**What the exercise asks**:
In the listing below, count each line containing "this" and answer with the count only.
----- Recorded data
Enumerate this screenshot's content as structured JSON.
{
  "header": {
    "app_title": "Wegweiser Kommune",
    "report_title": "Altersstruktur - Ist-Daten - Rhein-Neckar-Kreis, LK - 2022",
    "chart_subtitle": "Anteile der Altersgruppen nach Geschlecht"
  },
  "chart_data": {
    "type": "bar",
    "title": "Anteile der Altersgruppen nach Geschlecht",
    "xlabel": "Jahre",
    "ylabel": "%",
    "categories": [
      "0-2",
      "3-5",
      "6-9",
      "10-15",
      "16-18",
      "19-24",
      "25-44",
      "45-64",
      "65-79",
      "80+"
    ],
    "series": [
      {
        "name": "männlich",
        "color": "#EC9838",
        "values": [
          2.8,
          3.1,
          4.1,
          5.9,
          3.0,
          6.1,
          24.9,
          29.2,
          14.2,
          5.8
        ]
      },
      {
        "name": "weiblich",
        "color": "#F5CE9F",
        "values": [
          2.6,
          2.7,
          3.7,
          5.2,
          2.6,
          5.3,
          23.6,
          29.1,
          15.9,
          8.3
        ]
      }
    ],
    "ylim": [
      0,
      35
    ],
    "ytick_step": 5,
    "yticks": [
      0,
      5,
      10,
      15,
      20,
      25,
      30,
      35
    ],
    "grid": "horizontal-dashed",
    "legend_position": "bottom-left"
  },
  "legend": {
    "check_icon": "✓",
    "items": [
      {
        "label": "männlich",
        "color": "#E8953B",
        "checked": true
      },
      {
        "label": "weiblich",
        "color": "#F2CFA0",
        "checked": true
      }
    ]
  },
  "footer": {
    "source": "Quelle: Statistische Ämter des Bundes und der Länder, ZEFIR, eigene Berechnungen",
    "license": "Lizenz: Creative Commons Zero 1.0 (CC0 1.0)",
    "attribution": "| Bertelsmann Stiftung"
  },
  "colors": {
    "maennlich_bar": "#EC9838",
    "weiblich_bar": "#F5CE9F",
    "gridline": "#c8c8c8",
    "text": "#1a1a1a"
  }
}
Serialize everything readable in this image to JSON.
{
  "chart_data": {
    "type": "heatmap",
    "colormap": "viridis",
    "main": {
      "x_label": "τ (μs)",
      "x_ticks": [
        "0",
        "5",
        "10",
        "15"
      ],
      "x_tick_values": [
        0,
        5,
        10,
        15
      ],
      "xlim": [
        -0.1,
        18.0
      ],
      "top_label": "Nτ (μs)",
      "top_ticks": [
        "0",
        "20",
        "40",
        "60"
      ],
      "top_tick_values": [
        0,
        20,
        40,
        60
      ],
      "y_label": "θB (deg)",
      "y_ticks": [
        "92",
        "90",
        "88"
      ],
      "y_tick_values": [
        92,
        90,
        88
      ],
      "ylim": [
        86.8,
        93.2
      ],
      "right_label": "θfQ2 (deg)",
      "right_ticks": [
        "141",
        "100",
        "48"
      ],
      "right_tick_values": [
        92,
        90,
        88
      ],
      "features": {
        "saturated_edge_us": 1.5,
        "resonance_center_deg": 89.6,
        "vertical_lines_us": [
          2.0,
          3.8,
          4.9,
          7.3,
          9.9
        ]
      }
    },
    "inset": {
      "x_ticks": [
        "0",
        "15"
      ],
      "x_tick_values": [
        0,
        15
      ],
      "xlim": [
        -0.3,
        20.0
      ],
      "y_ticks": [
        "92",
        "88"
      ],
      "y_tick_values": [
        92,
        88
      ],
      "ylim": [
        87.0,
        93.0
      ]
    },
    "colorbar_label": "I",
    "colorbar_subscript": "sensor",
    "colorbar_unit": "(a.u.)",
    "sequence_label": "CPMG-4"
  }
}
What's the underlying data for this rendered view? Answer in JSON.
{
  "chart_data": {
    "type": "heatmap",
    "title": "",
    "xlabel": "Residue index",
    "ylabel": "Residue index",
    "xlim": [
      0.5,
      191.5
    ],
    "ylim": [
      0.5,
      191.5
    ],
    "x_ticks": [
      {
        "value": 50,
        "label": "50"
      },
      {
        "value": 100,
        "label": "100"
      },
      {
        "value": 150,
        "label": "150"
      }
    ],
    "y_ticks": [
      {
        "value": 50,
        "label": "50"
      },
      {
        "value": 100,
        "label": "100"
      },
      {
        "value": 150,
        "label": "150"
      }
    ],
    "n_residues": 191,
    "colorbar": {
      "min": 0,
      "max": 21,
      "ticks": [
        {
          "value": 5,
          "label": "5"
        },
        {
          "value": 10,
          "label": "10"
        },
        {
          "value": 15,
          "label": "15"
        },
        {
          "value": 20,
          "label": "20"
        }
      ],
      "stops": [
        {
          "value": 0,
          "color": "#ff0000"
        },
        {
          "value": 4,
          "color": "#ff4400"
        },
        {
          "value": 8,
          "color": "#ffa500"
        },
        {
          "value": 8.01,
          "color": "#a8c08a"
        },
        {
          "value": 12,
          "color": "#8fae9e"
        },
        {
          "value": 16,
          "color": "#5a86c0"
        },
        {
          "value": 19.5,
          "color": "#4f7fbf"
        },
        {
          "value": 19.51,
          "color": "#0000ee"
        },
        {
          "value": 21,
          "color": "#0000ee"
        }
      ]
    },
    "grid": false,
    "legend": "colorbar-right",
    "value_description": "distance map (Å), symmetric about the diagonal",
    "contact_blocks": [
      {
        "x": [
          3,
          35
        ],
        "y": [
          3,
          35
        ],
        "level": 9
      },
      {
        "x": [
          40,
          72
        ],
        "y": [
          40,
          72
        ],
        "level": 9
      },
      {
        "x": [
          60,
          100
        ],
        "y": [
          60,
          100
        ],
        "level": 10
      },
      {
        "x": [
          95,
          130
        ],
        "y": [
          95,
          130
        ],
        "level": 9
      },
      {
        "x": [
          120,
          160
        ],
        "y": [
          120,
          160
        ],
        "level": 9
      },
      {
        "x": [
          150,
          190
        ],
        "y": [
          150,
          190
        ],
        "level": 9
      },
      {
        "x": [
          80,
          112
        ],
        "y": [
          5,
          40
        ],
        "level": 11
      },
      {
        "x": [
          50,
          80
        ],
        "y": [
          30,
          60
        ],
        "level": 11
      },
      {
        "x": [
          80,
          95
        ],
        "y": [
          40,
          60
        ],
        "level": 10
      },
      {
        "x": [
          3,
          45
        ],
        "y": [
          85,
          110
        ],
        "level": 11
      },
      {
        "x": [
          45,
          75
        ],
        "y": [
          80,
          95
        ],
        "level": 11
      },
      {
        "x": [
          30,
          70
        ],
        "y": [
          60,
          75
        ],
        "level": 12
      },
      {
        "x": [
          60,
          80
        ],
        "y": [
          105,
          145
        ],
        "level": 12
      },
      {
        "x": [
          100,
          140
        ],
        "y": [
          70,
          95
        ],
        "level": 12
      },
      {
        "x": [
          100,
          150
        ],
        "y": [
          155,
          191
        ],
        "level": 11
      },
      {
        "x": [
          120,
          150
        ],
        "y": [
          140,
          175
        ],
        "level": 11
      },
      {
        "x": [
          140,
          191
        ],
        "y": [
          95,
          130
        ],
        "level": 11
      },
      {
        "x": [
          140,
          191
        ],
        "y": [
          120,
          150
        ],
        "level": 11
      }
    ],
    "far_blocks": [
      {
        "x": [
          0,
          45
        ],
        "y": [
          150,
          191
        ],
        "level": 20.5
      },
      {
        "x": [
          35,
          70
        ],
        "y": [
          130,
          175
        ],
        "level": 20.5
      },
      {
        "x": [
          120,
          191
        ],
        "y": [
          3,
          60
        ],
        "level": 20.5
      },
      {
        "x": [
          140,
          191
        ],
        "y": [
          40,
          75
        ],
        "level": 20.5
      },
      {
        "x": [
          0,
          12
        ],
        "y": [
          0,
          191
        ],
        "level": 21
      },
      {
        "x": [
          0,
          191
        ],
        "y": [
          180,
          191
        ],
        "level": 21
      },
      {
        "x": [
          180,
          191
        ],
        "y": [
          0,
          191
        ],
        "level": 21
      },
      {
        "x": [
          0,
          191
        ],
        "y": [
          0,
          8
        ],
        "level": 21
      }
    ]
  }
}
----------
**Exercise response**:
3